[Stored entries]
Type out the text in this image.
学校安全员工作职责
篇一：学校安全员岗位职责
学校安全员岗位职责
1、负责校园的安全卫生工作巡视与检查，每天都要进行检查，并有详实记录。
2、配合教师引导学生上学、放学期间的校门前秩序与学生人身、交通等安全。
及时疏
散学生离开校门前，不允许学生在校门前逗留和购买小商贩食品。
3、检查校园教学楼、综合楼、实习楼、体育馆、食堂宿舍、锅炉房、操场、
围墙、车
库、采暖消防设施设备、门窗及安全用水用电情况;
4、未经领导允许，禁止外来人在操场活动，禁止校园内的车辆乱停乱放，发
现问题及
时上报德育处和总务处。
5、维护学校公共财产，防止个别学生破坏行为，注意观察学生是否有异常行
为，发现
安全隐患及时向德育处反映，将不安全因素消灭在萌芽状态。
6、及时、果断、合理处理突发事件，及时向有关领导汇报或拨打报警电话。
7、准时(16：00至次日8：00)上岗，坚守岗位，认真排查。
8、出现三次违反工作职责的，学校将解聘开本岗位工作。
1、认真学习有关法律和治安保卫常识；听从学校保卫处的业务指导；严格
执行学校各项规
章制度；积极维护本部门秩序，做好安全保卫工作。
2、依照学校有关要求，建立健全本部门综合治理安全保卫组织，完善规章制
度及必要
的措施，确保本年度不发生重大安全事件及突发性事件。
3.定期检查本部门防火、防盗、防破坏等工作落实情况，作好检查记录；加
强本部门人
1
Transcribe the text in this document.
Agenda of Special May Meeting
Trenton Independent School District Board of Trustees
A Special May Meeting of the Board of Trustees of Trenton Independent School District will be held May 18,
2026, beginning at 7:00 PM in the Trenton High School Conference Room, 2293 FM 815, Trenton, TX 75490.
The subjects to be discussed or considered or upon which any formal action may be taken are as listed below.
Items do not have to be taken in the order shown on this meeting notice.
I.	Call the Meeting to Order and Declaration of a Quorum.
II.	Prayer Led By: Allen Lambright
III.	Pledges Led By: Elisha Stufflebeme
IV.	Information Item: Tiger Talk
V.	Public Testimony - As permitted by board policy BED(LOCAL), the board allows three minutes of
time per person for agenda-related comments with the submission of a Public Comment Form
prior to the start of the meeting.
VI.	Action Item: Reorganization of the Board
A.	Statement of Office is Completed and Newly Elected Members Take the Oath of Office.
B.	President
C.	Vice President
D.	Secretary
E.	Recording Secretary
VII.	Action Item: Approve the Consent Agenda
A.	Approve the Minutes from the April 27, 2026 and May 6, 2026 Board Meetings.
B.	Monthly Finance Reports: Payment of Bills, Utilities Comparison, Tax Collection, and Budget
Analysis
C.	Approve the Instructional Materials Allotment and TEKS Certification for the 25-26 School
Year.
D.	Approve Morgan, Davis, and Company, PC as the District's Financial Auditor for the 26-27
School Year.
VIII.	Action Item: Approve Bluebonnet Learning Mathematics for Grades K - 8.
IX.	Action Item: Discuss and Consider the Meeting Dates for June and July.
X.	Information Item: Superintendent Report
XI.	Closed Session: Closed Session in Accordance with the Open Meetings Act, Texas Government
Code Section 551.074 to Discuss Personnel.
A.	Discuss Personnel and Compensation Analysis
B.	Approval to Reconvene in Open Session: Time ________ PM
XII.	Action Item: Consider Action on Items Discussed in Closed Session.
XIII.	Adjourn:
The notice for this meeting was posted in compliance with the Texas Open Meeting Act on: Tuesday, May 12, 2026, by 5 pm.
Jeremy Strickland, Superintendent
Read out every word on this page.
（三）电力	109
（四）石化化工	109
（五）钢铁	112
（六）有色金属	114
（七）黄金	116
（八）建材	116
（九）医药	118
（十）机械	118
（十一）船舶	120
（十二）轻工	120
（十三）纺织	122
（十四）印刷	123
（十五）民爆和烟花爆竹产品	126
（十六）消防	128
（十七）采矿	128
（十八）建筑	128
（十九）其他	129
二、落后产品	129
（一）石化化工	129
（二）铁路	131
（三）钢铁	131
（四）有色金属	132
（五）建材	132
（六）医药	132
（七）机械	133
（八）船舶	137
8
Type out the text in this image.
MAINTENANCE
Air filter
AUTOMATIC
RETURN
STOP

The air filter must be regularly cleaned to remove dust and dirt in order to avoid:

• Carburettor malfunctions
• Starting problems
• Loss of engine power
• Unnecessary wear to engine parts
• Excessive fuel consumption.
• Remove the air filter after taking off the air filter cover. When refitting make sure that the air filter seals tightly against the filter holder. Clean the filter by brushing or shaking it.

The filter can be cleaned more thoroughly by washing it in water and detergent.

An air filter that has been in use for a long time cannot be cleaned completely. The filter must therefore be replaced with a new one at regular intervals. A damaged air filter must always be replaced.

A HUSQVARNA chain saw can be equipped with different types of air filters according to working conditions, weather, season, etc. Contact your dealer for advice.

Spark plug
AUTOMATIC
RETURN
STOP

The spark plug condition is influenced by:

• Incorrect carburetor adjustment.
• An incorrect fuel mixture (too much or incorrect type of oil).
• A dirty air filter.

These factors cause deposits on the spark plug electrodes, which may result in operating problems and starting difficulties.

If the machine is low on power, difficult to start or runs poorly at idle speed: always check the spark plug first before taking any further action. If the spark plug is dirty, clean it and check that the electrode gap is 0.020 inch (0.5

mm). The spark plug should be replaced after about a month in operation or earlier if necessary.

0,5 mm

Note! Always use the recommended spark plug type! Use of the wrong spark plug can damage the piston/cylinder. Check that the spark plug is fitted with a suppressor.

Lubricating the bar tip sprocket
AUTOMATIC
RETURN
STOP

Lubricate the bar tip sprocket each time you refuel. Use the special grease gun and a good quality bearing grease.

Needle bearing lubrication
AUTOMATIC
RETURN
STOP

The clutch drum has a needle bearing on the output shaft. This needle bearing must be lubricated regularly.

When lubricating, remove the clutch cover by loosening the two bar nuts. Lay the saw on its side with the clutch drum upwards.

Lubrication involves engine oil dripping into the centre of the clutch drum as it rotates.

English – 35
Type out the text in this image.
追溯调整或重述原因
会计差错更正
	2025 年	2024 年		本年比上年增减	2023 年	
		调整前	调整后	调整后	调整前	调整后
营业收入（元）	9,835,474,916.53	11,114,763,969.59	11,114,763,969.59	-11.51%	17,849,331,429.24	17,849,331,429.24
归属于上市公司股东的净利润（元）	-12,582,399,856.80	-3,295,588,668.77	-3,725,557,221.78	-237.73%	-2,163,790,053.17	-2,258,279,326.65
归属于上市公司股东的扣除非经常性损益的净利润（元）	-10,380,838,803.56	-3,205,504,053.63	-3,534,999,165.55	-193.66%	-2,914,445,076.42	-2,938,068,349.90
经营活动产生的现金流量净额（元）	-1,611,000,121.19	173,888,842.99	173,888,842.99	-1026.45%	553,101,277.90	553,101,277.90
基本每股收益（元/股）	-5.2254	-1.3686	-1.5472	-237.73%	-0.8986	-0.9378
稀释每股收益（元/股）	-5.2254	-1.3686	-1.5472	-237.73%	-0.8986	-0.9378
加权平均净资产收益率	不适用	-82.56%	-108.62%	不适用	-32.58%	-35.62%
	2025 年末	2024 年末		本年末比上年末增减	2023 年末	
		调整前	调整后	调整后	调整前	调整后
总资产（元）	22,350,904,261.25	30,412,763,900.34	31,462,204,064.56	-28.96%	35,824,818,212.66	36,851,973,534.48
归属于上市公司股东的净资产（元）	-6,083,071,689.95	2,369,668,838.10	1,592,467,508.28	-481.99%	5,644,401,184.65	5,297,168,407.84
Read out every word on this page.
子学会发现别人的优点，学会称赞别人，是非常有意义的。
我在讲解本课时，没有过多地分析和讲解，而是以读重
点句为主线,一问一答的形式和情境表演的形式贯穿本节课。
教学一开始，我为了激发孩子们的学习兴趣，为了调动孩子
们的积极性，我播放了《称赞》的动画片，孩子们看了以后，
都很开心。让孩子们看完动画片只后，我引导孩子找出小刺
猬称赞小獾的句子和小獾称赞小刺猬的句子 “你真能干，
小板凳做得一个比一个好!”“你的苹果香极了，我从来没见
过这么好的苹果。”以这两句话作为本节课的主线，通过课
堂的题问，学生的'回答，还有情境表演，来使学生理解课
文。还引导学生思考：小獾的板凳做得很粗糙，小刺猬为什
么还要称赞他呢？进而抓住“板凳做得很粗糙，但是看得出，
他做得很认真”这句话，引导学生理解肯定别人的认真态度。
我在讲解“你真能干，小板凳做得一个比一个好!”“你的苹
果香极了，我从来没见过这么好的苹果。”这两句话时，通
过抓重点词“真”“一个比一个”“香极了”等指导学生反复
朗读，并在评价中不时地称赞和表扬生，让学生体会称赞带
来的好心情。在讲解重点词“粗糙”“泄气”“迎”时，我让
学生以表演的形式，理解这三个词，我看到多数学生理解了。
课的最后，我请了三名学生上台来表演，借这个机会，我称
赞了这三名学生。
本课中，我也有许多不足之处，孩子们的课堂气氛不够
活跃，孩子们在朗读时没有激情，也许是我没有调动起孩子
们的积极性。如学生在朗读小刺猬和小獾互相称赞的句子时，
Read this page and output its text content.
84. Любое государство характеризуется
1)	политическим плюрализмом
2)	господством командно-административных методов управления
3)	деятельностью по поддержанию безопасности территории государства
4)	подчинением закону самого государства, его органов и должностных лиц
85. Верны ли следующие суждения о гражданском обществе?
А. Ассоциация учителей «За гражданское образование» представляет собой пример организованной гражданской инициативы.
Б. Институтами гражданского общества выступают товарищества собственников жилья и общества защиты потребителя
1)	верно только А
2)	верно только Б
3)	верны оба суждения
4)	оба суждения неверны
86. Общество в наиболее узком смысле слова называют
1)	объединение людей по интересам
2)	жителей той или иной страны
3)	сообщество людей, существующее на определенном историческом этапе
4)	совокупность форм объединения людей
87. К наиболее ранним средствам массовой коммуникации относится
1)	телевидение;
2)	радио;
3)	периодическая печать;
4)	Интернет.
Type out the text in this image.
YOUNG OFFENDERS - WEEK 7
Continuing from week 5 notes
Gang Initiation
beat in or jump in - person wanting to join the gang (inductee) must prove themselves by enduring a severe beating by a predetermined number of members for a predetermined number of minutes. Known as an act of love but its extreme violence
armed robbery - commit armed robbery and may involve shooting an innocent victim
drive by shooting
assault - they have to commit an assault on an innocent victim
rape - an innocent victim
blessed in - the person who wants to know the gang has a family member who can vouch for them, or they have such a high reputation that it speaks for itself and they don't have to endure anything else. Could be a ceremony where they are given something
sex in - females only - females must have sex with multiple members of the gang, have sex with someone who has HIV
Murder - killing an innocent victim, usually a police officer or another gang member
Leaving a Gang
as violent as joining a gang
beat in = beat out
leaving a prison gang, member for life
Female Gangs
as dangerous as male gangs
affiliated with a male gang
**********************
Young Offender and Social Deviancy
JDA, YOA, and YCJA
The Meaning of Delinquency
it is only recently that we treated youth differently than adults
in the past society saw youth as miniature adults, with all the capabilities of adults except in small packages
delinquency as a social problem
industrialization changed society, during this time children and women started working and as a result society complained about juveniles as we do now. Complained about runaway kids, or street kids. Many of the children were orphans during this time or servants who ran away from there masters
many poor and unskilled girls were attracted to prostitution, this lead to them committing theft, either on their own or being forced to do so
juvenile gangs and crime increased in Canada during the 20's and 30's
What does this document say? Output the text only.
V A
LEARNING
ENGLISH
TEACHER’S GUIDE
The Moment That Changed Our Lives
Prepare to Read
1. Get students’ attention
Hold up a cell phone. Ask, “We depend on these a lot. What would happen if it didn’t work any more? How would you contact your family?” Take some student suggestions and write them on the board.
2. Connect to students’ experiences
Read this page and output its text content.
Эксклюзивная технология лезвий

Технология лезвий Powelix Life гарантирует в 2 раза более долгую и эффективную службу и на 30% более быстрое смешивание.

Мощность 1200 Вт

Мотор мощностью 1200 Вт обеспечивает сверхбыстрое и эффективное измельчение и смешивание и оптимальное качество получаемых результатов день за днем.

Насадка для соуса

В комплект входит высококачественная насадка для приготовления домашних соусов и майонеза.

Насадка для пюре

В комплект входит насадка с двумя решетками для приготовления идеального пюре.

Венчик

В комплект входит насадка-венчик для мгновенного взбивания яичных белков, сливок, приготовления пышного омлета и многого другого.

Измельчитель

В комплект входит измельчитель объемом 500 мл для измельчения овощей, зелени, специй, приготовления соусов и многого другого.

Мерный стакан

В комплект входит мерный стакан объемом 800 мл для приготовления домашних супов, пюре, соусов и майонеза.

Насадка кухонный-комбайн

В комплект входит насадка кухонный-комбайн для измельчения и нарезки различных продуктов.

• **TASK TO COMPLETE**
Extract lines where the string "Trustees" occurs.

• **RESULT BELOW**
Trenton Independent School District Board of Trustees
A Special May Meeting of the Board of Trustees of Trenton Independent School District will be held May 18,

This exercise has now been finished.